Stated problem »
Give the material once more, word for word, without any images.

Data supplied »
--------------------------------------------------

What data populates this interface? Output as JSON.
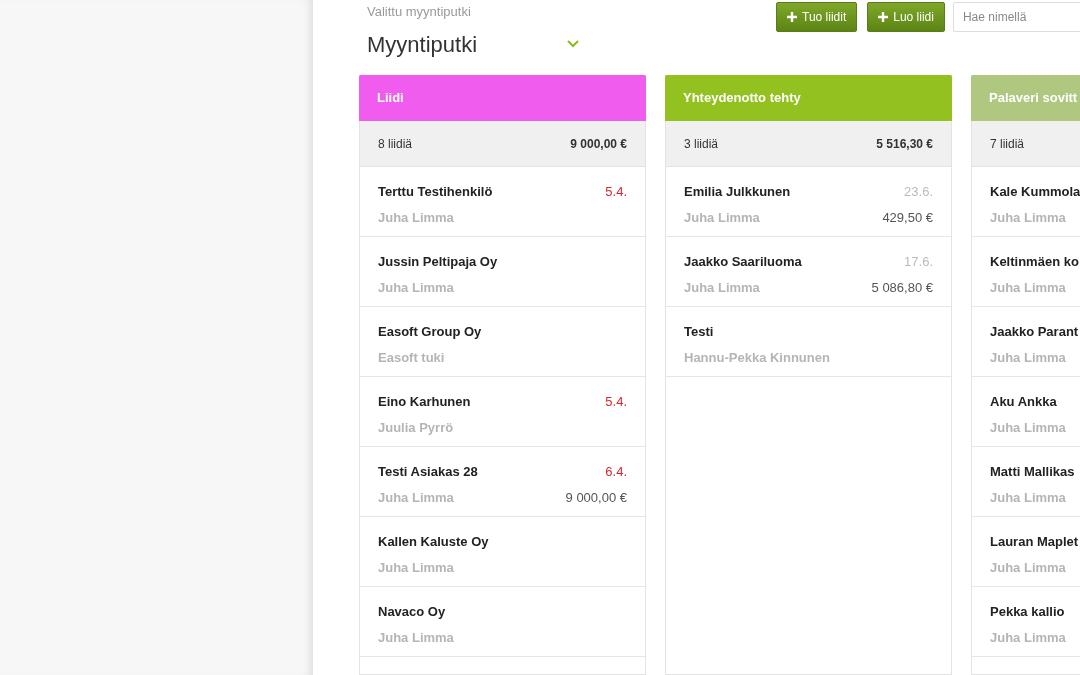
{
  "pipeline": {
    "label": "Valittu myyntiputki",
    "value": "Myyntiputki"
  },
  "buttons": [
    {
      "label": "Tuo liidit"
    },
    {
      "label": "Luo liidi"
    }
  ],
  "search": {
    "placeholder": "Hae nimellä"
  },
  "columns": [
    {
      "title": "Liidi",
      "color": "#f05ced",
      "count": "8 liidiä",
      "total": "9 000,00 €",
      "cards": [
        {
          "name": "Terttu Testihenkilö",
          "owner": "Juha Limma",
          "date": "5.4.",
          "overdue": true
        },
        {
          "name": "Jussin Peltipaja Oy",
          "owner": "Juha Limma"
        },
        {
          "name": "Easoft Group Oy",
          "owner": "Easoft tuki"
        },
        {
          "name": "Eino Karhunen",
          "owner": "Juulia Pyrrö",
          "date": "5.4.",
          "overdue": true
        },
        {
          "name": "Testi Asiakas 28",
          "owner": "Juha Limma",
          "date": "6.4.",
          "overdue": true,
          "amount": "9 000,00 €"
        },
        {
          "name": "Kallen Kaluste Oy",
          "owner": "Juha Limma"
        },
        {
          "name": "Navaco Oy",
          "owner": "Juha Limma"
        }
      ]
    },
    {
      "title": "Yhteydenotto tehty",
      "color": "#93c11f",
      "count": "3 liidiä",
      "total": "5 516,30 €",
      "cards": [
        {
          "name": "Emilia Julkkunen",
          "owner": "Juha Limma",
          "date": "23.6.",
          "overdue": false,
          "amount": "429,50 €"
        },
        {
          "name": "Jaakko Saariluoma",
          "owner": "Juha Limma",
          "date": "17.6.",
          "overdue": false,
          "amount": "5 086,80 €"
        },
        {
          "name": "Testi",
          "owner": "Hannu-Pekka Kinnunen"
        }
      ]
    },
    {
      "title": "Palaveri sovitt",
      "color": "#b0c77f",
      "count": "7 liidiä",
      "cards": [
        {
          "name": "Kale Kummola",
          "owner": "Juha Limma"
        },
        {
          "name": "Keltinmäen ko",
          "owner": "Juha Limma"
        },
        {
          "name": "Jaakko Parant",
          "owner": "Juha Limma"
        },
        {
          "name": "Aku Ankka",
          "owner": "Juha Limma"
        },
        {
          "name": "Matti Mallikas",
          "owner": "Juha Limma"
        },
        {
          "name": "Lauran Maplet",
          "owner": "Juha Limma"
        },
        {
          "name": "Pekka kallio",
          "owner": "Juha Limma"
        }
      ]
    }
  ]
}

--------------------------------------------------

The answer »
What data populates this interface? Output as JSON.
{
  "pipeline": {
    "label": "Valittu myyntiputki",
    "value": "Myyntiputki"
  },
  "buttons": [
    {
      "label": "Tuo liidit"
    },
    {
      "label": "Luo liidi"
    }
  ],
  "search": {
    "placeholder": "Hae nimellä"
  },
  "columns": [
    {
      "title": "Liidi",
      "color": "#f05ced",
      "count": "8 liidiä",
      "total": "9 000,00 €",
      "cards": [
        {
          "name": "Terttu Testihenkilö",
          "owner": "Juha Limma",
          "date": "5.4.",
          "overdue": true
        },
        {
          "name": "Jussin Peltipaja Oy",
          "owner": "Juha Limma"
        },
        {
          "name": "Easoft Group Oy",
          "owner": "Easoft tuki"
        },
        {
          "name": "Eino Karhunen",
          "owner": "Juulia Pyrrö",
          "date": "5.4.",
          "overdue": true
        },
        {
          "name": "Testi Asiakas 28",
          "owner": "Juha Limma",
          "date": "6.4.",
          "overdue": true,
          "amount": "9 000,00 €"
        },
        {
          "name": "Kallen Kaluste Oy",
          "owner": "Juha Limma"
        },
        {
          "name": "Navaco Oy",
          "owner": "Juha Limma"
        }
      ]
    },
    {
      "title": "Yhteydenotto tehty",
      "color": "#93c11f",
      "count": "3 liidiä",
      "total": "5 516,30 €",
      "cards": [
        {
          "name": "Emilia Julkkunen",
          "owner": "Juha Limma",
          "date": "23.6.",
          "overdue": false,
          "amount": "429,50 €"
        },
        {
          "name": "Jaakko Saariluoma",
          "owner": "Juha Limma",
          "date": "17.6.",
          "overdue": false,
          "amount": "5 086,80 €"
        },
        {
          "name": "Testi",
          "owner": "Hannu-Pekka Kinnunen"
        }
      ]
    },
    {
      "title": "Palaveri sovitt",
      "color": "#b0c77f",
      "count": "7 liidiä",
      "cards": [
        {
          "name": "Kale Kummola",
          "owner": "Juha Limma"
        },
        {
          "name": "Keltinmäen ko",
          "owner": "Juha Limma"
        },
        {
          "name": "Jaakko Parant",
          "owner": "Juha Limma"
        },
        {
          "name": "Aku Ankka",
          "owner": "Juha Limma"
        },
        {
          "name": "Matti Mallikas",
          "owner": "Juha Limma"
        },
        {
          "name": "Lauran Maplet",
          "owner": "Juha Limma"
        },
        {
          "name": "Pekka kallio",
          "owner": "Juha Limma"
        }
      ]
    }
  ]
}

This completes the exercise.